● **SUPPLIED ENTRIES**
⁂
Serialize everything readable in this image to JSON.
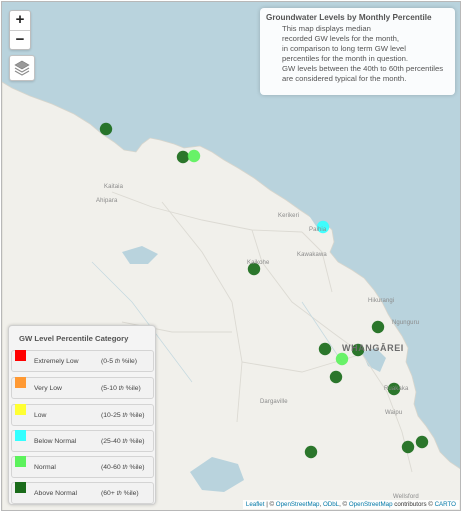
{
  "map": {
    "zoom_in": "+",
    "zoom_out": "−",
    "places": [
      "Kaitaia",
      "Ahipara",
      "Kerikeri",
      "Paihia",
      "Kawakawa",
      "Kaikohe",
      "Hikurangi",
      "Ngunguru",
      "Dargaville",
      "Ruakaka",
      "Waipu",
      "Wellsford"
    ],
    "city": "WHANGĀREI"
  },
  "colors": {
    "water": "#b9d3dd",
    "land": "#f1f0eb",
    "extremely_low": "#ff0000",
    "very_low": "#ff9933",
    "low": "#ffff33",
    "below_normal": "#33ffff",
    "normal": "#5cf25c",
    "above_normal": "#1a6b1a"
  },
  "info": {
    "title": "Groundwater Levels by Monthly Percentile",
    "lines": [
      "This map displays median",
      "recorded GW levels for the month,",
      "in comparison to long term GW level",
      "percentiles for the month in question.",
      "GW levels between the 40th to 60th percentiles",
      "are considered typical for the month."
    ]
  },
  "legend": {
    "title": "GW Level Percentile Category",
    "items": [
      {
        "label": "Extremely Low",
        "range_pre": "(0-5",
        "range_post": "%ile)",
        "color": "#ff0000"
      },
      {
        "label": "Very Low",
        "range_pre": "(5-10",
        "range_post": "%ile)",
        "color": "#ff9933"
      },
      {
        "label": "Low",
        "range_pre": "(10-25",
        "range_post": "%ile)",
        "color": "#ffff33"
      },
      {
        "label": "Below Normal",
        "range_pre": "(25-40",
        "range_post": "%ile)",
        "color": "#33ffff"
      },
      {
        "label": "Normal",
        "range_pre": "(40-60",
        "range_post": "%ile)",
        "color": "#5cf25c"
      },
      {
        "label": "Above Normal",
        "range_pre": "(60+",
        "range_post": "%ile)",
        "color": "#1a6b1a"
      }
    ],
    "th": "th"
  },
  "sites": [
    {
      "category": "Above Normal"
    },
    {
      "category": "Above Normal"
    },
    {
      "category": "Normal"
    },
    {
      "category": "Below Normal"
    },
    {
      "category": "Above Normal"
    },
    {
      "category": "Above Normal"
    },
    {
      "category": "Above Normal"
    },
    {
      "category": "Normal"
    },
    {
      "category": "Above Normal"
    },
    {
      "category": "Above Normal"
    },
    {
      "category": "Above Normal"
    },
    {
      "category": "Above Normal"
    },
    {
      "category": "Above Normal"
    },
    {
      "category": "Above Normal"
    }
  ],
  "attribution": {
    "leaflet": "Leaflet",
    "sep1": " | © ",
    "osm": "OpenStreetMap",
    "sep2": ", ",
    "odbl": "ODbL",
    "sep3": ", © ",
    "osm2": "OpenStreetMap",
    "contributors": " contributors © ",
    "carto": "CARTO"
  }
}
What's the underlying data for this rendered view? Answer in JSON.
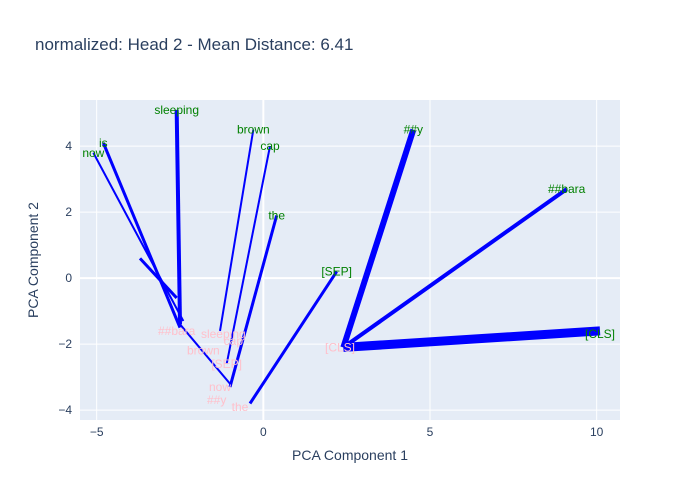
{
  "chart_data": {
    "type": "line",
    "title": "normalized: Head 2 - Mean Distance: 6.41",
    "xlabel": "PCA Component 1",
    "ylabel": "PCA Component 2",
    "xlim": [
      -5.5,
      10.7
    ],
    "ylim": [
      -4.3,
      5.4
    ],
    "x_ticks": [
      -5,
      0,
      5,
      10
    ],
    "y_ticks": [
      -4,
      -2,
      0,
      2,
      4
    ],
    "grid": true,
    "line_color": "#0000ff",
    "source_label_color": "#008000",
    "target_label_color": "#ffc0cb",
    "plot_background": "#e5ecf6",
    "source_tokens": [
      {
        "label": "now",
        "x": -5.1,
        "y": 3.8
      },
      {
        "label": "is",
        "x": -4.8,
        "y": 4.1
      },
      {
        "label": "sleeping",
        "x": -2.6,
        "y": 5.1
      },
      {
        "label": "brown",
        "x": -0.3,
        "y": 4.5
      },
      {
        "label": "cap",
        "x": 0.2,
        "y": 4.0
      },
      {
        "label": "the",
        "x": 0.4,
        "y": 1.9
      },
      {
        "label": "##y",
        "x": 4.5,
        "y": 4.5
      },
      {
        "label": "##bara",
        "x": 9.1,
        "y": 2.7
      },
      {
        "label": "[SEP]",
        "x": 2.2,
        "y": 0.2
      },
      {
        "label": "[CLS]",
        "x": 10.1,
        "y": -1.7
      }
    ],
    "target_tokens": [
      {
        "label": "##bara",
        "x": -2.6,
        "y": -1.6
      },
      {
        "label": "sleeping",
        "x": -1.2,
        "y": -1.7
      },
      {
        "label": "cap",
        "x": -0.9,
        "y": -1.9
      },
      {
        "label": "brown",
        "x": -1.8,
        "y": -2.2
      },
      {
        "label": "[SEP]",
        "x": -1.1,
        "y": -2.6
      },
      {
        "label": "now",
        "x": -1.3,
        "y": -3.3
      },
      {
        "label": "##y",
        "x": -1.4,
        "y": -3.7
      },
      {
        "label": "the",
        "x": -0.7,
        "y": -3.9
      },
      {
        "label": "[CLS]",
        "x": 2.3,
        "y": -2.1
      }
    ],
    "edges": [
      {
        "x": [
          -5.1,
          -2.4
        ],
        "y": [
          3.8,
          -1.3
        ],
        "width": 2
      },
      {
        "x": [
          -4.8,
          -2.5
        ],
        "y": [
          4.1,
          -1.5
        ],
        "width": 3
      },
      {
        "x": [
          -3.7,
          -2.6
        ],
        "y": [
          0.6,
          -0.6
        ],
        "width": 3
      },
      {
        "x": [
          -2.6,
          -2.5
        ],
        "y": [
          5.1,
          -1.4
        ],
        "width": 4
      },
      {
        "x": [
          -0.3,
          -1.3
        ],
        "y": [
          4.5,
          -1.6
        ],
        "width": 2
      },
      {
        "x": [
          0.2,
          -1.1
        ],
        "y": [
          4.0,
          -2.6
        ],
        "width": 2
      },
      {
        "x": [
          0.4,
          -1.0
        ],
        "y": [
          1.9,
          -3.3
        ],
        "width": 3
      },
      {
        "x": [
          -2.5,
          -1.0
        ],
        "y": [
          -1.4,
          -3.2
        ],
        "width": 2
      },
      {
        "x": [
          2.2,
          -0.4
        ],
        "y": [
          0.2,
          -3.8
        ],
        "width": 3
      },
      {
        "x": [
          4.5,
          2.4
        ],
        "y": [
          4.5,
          -2.1
        ],
        "width": 6
      },
      {
        "x": [
          9.1,
          2.4
        ],
        "y": [
          2.7,
          -2.1
        ],
        "width": 4
      },
      {
        "x": [
          10.1,
          2.4
        ],
        "y": [
          -1.6,
          -2.1
        ],
        "width": 9
      }
    ]
  }
}
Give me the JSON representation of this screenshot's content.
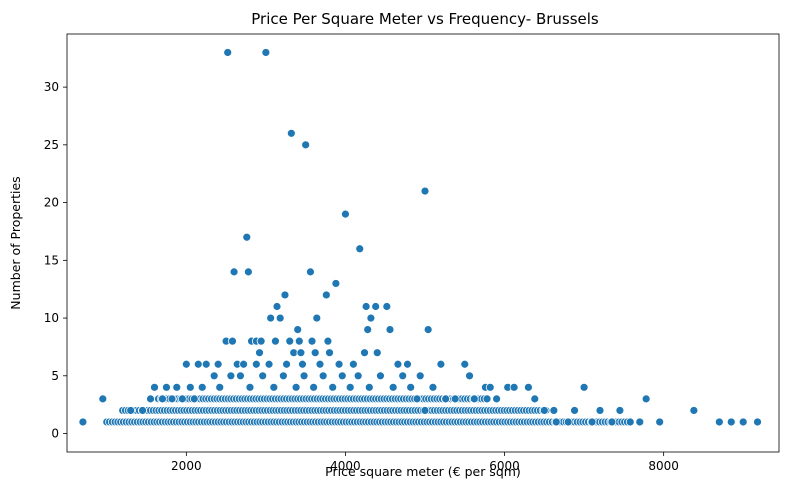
{
  "chart_data": {
    "type": "scatter",
    "title": "Price Per Square Meter vs Frequency- Brussels",
    "xlabel": "Price square meter (€ per sqm)",
    "ylabel": "Number of Properties",
    "xlim": [
      500,
      9450
    ],
    "ylim": [
      -1.6,
      34.6
    ],
    "xticks": [
      2000,
      4000,
      6000,
      8000
    ],
    "yticks": [
      0,
      5,
      10,
      15,
      20,
      25,
      30
    ],
    "grid": false,
    "legend": "none",
    "color": "#1f77b4",
    "points": [
      {
        "x": 2520,
        "y": 33
      },
      {
        "x": 3000,
        "y": 33
      },
      {
        "x": 3320,
        "y": 26
      },
      {
        "x": 3500,
        "y": 25
      },
      {
        "x": 5000,
        "y": 21
      },
      {
        "x": 4000,
        "y": 19
      },
      {
        "x": 2760,
        "y": 17
      },
      {
        "x": 4180,
        "y": 16
      },
      {
        "x": 2600,
        "y": 14
      },
      {
        "x": 2780,
        "y": 14
      },
      {
        "x": 3560,
        "y": 14
      },
      {
        "x": 3880,
        "y": 13
      },
      {
        "x": 3240,
        "y": 12
      },
      {
        "x": 3760,
        "y": 12
      },
      {
        "x": 3140,
        "y": 11
      },
      {
        "x": 4260,
        "y": 11
      },
      {
        "x": 4380,
        "y": 11
      },
      {
        "x": 4520,
        "y": 11
      },
      {
        "x": 3060,
        "y": 10
      },
      {
        "x": 3180,
        "y": 10
      },
      {
        "x": 3640,
        "y": 10
      },
      {
        "x": 4320,
        "y": 10
      },
      {
        "x": 3400,
        "y": 9
      },
      {
        "x": 4280,
        "y": 9
      },
      {
        "x": 4560,
        "y": 9
      },
      {
        "x": 5040,
        "y": 9
      },
      {
        "x": 2500,
        "y": 8
      },
      {
        "x": 2580,
        "y": 8
      },
      {
        "x": 2820,
        "y": 8
      },
      {
        "x": 2880,
        "y": 8
      },
      {
        "x": 2940,
        "y": 8
      },
      {
        "x": 3120,
        "y": 8
      },
      {
        "x": 3300,
        "y": 8
      },
      {
        "x": 3420,
        "y": 8
      },
      {
        "x": 3580,
        "y": 8
      },
      {
        "x": 3780,
        "y": 8
      },
      {
        "x": 2920,
        "y": 7
      },
      {
        "x": 3350,
        "y": 7
      },
      {
        "x": 3440,
        "y": 7
      },
      {
        "x": 3620,
        "y": 7
      },
      {
        "x": 3800,
        "y": 7
      },
      {
        "x": 4240,
        "y": 7
      },
      {
        "x": 4400,
        "y": 7
      },
      {
        "x": 2000,
        "y": 6
      },
      {
        "x": 2150,
        "y": 6
      },
      {
        "x": 2250,
        "y": 6
      },
      {
        "x": 2400,
        "y": 6
      },
      {
        "x": 2640,
        "y": 6
      },
      {
        "x": 2720,
        "y": 6
      },
      {
        "x": 2880,
        "y": 6
      },
      {
        "x": 3040,
        "y": 6
      },
      {
        "x": 3260,
        "y": 6
      },
      {
        "x": 3460,
        "y": 6
      },
      {
        "x": 3680,
        "y": 6
      },
      {
        "x": 3920,
        "y": 6
      },
      {
        "x": 4100,
        "y": 6
      },
      {
        "x": 4660,
        "y": 6
      },
      {
        "x": 4780,
        "y": 6
      },
      {
        "x": 5200,
        "y": 6
      },
      {
        "x": 5500,
        "y": 6
      },
      {
        "x": 700,
        "y": 1
      },
      {
        "x": 950,
        "y": 3
      },
      {
        "x": 1750,
        "y": 4
      },
      {
        "x": 1880,
        "y": 4
      },
      {
        "x": 1600,
        "y": 4
      },
      {
        "x": 2050,
        "y": 4
      },
      {
        "x": 2200,
        "y": 4
      },
      {
        "x": 2350,
        "y": 5
      },
      {
        "x": 2420,
        "y": 4
      },
      {
        "x": 2560,
        "y": 5
      },
      {
        "x": 2680,
        "y": 5
      },
      {
        "x": 2800,
        "y": 4
      },
      {
        "x": 2960,
        "y": 5
      },
      {
        "x": 3100,
        "y": 4
      },
      {
        "x": 3220,
        "y": 5
      },
      {
        "x": 3380,
        "y": 4
      },
      {
        "x": 3480,
        "y": 5
      },
      {
        "x": 3600,
        "y": 4
      },
      {
        "x": 3720,
        "y": 5
      },
      {
        "x": 3840,
        "y": 4
      },
      {
        "x": 3960,
        "y": 5
      },
      {
        "x": 4060,
        "y": 4
      },
      {
        "x": 4160,
        "y": 5
      },
      {
        "x": 4300,
        "y": 4
      },
      {
        "x": 4440,
        "y": 5
      },
      {
        "x": 4600,
        "y": 4
      },
      {
        "x": 4720,
        "y": 5
      },
      {
        "x": 4820,
        "y": 4
      },
      {
        "x": 4940,
        "y": 5
      },
      {
        "x": 5100,
        "y": 4
      },
      {
        "x": 5260,
        "y": 3
      },
      {
        "x": 5380,
        "y": 3
      },
      {
        "x": 5560,
        "y": 5
      },
      {
        "x": 5620,
        "y": 3
      },
      {
        "x": 5760,
        "y": 4
      },
      {
        "x": 5820,
        "y": 4
      },
      {
        "x": 5900,
        "y": 3
      },
      {
        "x": 6040,
        "y": 4
      },
      {
        "x": 6120,
        "y": 4
      },
      {
        "x": 6300,
        "y": 4
      },
      {
        "x": 6380,
        "y": 3
      },
      {
        "x": 6500,
        "y": 2
      },
      {
        "x": 6620,
        "y": 2
      },
      {
        "x": 6880,
        "y": 2
      },
      {
        "x": 7000,
        "y": 4
      },
      {
        "x": 7200,
        "y": 2
      },
      {
        "x": 7450,
        "y": 2
      },
      {
        "x": 7780,
        "y": 3
      },
      {
        "x": 8380,
        "y": 2
      },
      {
        "x": 7700,
        "y": 1
      },
      {
        "x": 7950,
        "y": 1
      },
      {
        "x": 8700,
        "y": 1
      },
      {
        "x": 8850,
        "y": 1
      },
      {
        "x": 9000,
        "y": 1
      },
      {
        "x": 9180,
        "y": 1
      },
      {
        "x": 7350,
        "y": 1
      },
      {
        "x": 7100,
        "y": 1
      },
      {
        "x": 6800,
        "y": 1
      },
      {
        "x": 6650,
        "y": 1
      },
      {
        "x": 1300,
        "y": 2
      },
      {
        "x": 1450,
        "y": 2
      },
      {
        "x": 1550,
        "y": 3
      },
      {
        "x": 1700,
        "y": 3
      },
      {
        "x": 1820,
        "y": 3
      },
      {
        "x": 1950,
        "y": 3
      },
      {
        "x": 2100,
        "y": 3
      },
      {
        "x": 4900,
        "y": 3
      },
      {
        "x": 5000,
        "y": 2
      }
    ],
    "dense_band": {
      "y_levels": [
        1,
        2,
        3
      ],
      "x_start": [
        1000,
        1200,
        1650
      ],
      "x_end": [
        7600,
        6550,
        5800
      ],
      "x_step": 35
    }
  }
}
⁂
● **SHORT TASK**
Give the count of lines that hold the word "percentiles", with nothing added.

● **IN RESPONSE**
2